## Input
-------------------------

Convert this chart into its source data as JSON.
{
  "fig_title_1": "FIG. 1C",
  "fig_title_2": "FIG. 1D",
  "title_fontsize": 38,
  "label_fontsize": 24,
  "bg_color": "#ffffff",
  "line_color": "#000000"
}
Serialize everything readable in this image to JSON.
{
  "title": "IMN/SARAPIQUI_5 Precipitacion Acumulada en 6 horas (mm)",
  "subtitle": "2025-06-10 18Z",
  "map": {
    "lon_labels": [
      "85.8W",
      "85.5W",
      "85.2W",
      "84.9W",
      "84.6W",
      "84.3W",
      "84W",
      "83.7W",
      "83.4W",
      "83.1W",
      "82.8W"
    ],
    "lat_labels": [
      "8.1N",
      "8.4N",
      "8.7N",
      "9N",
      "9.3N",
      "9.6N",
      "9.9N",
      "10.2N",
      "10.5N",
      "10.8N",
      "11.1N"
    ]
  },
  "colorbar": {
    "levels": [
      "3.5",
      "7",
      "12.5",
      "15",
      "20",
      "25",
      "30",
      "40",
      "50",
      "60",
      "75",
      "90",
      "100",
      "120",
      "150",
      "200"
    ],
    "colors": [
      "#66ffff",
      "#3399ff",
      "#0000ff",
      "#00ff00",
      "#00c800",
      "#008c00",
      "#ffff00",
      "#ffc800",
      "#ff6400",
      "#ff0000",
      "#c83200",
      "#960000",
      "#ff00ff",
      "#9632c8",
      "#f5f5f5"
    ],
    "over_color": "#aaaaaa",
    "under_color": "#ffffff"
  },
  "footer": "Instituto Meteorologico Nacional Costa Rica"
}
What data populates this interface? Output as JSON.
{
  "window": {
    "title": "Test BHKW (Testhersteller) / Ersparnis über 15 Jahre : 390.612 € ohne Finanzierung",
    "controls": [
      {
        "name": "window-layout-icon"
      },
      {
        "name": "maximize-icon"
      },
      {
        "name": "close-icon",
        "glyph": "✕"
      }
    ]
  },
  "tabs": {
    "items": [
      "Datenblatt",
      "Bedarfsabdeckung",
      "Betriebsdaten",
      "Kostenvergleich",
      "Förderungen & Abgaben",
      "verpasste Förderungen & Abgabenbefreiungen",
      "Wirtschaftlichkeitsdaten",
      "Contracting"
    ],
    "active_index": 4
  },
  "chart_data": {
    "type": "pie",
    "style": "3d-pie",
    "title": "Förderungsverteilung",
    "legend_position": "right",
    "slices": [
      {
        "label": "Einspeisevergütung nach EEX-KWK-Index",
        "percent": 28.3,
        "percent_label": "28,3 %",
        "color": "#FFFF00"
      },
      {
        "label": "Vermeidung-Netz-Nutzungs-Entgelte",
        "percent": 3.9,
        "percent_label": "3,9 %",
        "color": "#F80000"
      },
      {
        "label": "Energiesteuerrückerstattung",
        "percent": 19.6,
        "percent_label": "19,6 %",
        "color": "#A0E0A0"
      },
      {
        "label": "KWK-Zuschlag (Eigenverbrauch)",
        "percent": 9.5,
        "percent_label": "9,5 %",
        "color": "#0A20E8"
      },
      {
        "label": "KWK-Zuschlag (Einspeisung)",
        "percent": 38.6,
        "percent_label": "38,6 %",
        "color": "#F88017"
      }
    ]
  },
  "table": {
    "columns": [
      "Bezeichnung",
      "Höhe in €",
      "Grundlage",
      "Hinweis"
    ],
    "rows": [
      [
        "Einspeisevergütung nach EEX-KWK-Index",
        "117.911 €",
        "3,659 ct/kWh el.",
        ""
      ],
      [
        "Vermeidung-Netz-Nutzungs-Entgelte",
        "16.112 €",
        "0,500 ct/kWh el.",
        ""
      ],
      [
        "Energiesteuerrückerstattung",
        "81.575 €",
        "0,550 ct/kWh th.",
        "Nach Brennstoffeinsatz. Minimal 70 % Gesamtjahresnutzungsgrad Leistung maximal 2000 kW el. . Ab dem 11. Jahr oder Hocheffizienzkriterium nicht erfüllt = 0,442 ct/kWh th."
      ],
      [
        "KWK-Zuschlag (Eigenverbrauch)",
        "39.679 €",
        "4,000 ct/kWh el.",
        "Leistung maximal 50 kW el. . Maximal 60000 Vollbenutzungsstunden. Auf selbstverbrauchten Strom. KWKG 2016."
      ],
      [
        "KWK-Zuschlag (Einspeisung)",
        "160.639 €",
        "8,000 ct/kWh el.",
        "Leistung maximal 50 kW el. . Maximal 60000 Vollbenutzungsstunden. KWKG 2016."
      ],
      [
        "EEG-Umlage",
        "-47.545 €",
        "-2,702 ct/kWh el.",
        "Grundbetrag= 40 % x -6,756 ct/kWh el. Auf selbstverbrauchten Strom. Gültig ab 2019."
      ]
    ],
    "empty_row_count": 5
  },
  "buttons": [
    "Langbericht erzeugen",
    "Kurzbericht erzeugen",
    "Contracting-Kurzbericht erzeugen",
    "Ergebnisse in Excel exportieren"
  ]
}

-------------------------

## Work to do
Please reproduce each line exactly as written.

## Response to this task
Convert this chart into its source data as JSON.
{
  "fig_title_1": "FIG. 1C",
  "fig_title_2": "FIG. 1D",
  "title_fontsize": 38,
  "label_fontsize": 24,
  "bg_color": "#ffffff",
  "line_color": "#000000"
}
Serialize everything readable in this image to JSON.
{
  "title": "IMN/SARAPIQUI_5 Precipitacion Acumulada en 6 horas (mm)",
  "subtitle": "2025-06-10 18Z",
  "map": {
    "lon_labels": [
      "85.8W",
      "85.5W",
      "85.2W",
      "84.9W",
      "84.6W",
      "84.3W",
      "84W",
      "83.7W",
      "83.4W",
      "83.1W",
      "82.8W"
    ],
    "lat_labels": [
      "8.1N",
      "8.4N",
      "8.7N",
      "9N",
      "9.3N",
      "9.6N",
      "9.9N",
      "10.2N",
      "10.5N",
      "10.8N",
      "11.1N"
    ]
  },
  "colorbar": {
    "levels": [
      "3.5",
      "7",
      "12.5",
      "15",
      "20",
      "25",
      "30",
      "40",
      "50",
      "60",
      "75",
      "90",
      "100",
      "120",
      "150",
      "200"
    ],
    "colors": [
      "#66ffff",
      "#3399ff",
      "#0000ff",
      "#00ff00",
      "#00c800",
      "#008c00",
      "#ffff00",
      "#ffc800",
      "#ff6400",
      "#ff0000",
      "#c83200",
      "#960000",
      "#ff00ff",
      "#9632c8",
      "#f5f5f5"
    ],
    "over_color": "#aaaaaa",
    "under_color": "#ffffff"
  },
  "footer": "Instituto Meteorologico Nacional Costa Rica"
}
What data populates this interface? Output as JSON.
{
  "window": {
    "title": "Test BHKW (Testhersteller) / Ersparnis über 15 Jahre : 390.612 € ohne Finanzierung",
    "controls": [
      {
        "name": "window-layout-icon"
      },
      {
        "name": "maximize-icon"
      },
      {
        "name": "close-icon",
        "glyph": "✕"
      }
    ]
  },
  "tabs": {
    "items": [
      "Datenblatt",
      "Bedarfsabdeckung",
      "Betriebsdaten",
      "Kostenvergleich",
      "Förderungen & Abgaben",
      "verpasste Förderungen & Abgabenbefreiungen",
      "Wirtschaftlichkeitsdaten",
      "Contracting"
    ],
    "active_index": 4
  },
  "chart_data": {
    "type": "pie",
    "style": "3d-pie",
    "title": "Förderungsverteilung",
    "legend_position": "right",
    "slices": [
      {
        "label": "Einspeisevergütung nach EEX-KWK-Index",
        "percent": 28.3,
        "percent_label": "28,3 %",
        "color": "#FFFF00"
      },
      {
        "label": "Vermeidung-Netz-Nutzungs-Entgelte",
        "percent": 3.9,
        "percent_label": "3,9 %",
        "color": "#F80000"
      },
      {
        "label": "Energiesteuerrückerstattung",
        "percent": 19.6,
        "percent_label": "19,6 %",
        "color": "#A0E0A0"
      },
      {
        "label": "KWK-Zuschlag (Eigenverbrauch)",
        "percent": 9.5,
        "percent_label": "9,5 %",
        "color": "#0A20E8"
      },
      {
        "label": "KWK-Zuschlag (Einspeisung)",
        "percent": 38.6,
        "percent_label": "38,6 %",
        "color": "#F88017"
      }
    ]
  },
  "table": {
    "columns": [
      "Bezeichnung",
      "Höhe in €",
      "Grundlage",
      "Hinweis"
    ],
    "rows": [
      [
        "Einspeisevergütung nach EEX-KWK-Index",
        "117.911 €",
        "3,659 ct/kWh el.",
        ""
      ],
      [
        "Vermeidung-Netz-Nutzungs-Entgelte",
        "16.112 €",
        "0,500 ct/kWh el.",
        ""
      ],
      [
        "Energiesteuerrückerstattung",
        "81.575 €",
        "0,550 ct/kWh th.",
        "Nach Brennstoffeinsatz. Minimal 70 % Gesamtjahresnutzungsgrad Leistung maximal 2000 kW el. . Ab dem 11. Jahr oder Hocheffizienzkriterium nicht erfüllt = 0,442 ct/kWh th."
      ],
      [
        "KWK-Zuschlag (Eigenverbrauch)",
        "39.679 €",
        "4,000 ct/kWh el.",
        "Leistung maximal 50 kW el. . Maximal 60000 Vollbenutzungsstunden. Auf selbstverbrauchten Strom. KWKG 2016."
      ],
      [
        "KWK-Zuschlag (Einspeisung)",
        "160.639 €",
        "8,000 ct/kWh el.",
        "Leistung maximal 50 kW el. . Maximal 60000 Vollbenutzungsstunden. KWKG 2016."
      ],
      [
        "EEG-Umlage",
        "-47.545 €",
        "-2,702 ct/kWh el.",
        "Grundbetrag= 40 % x -6,756 ct/kWh el. Auf selbstverbrauchten Strom. Gültig ab 2019."
      ]
    ],
    "empty_row_count": 5
  },
  "buttons": [
    "Langbericht erzeugen",
    "Kurzbericht erzeugen",
    "Contracting-Kurzbericht erzeugen",
    "Ergebnisse in Excel exportieren"
  ]
}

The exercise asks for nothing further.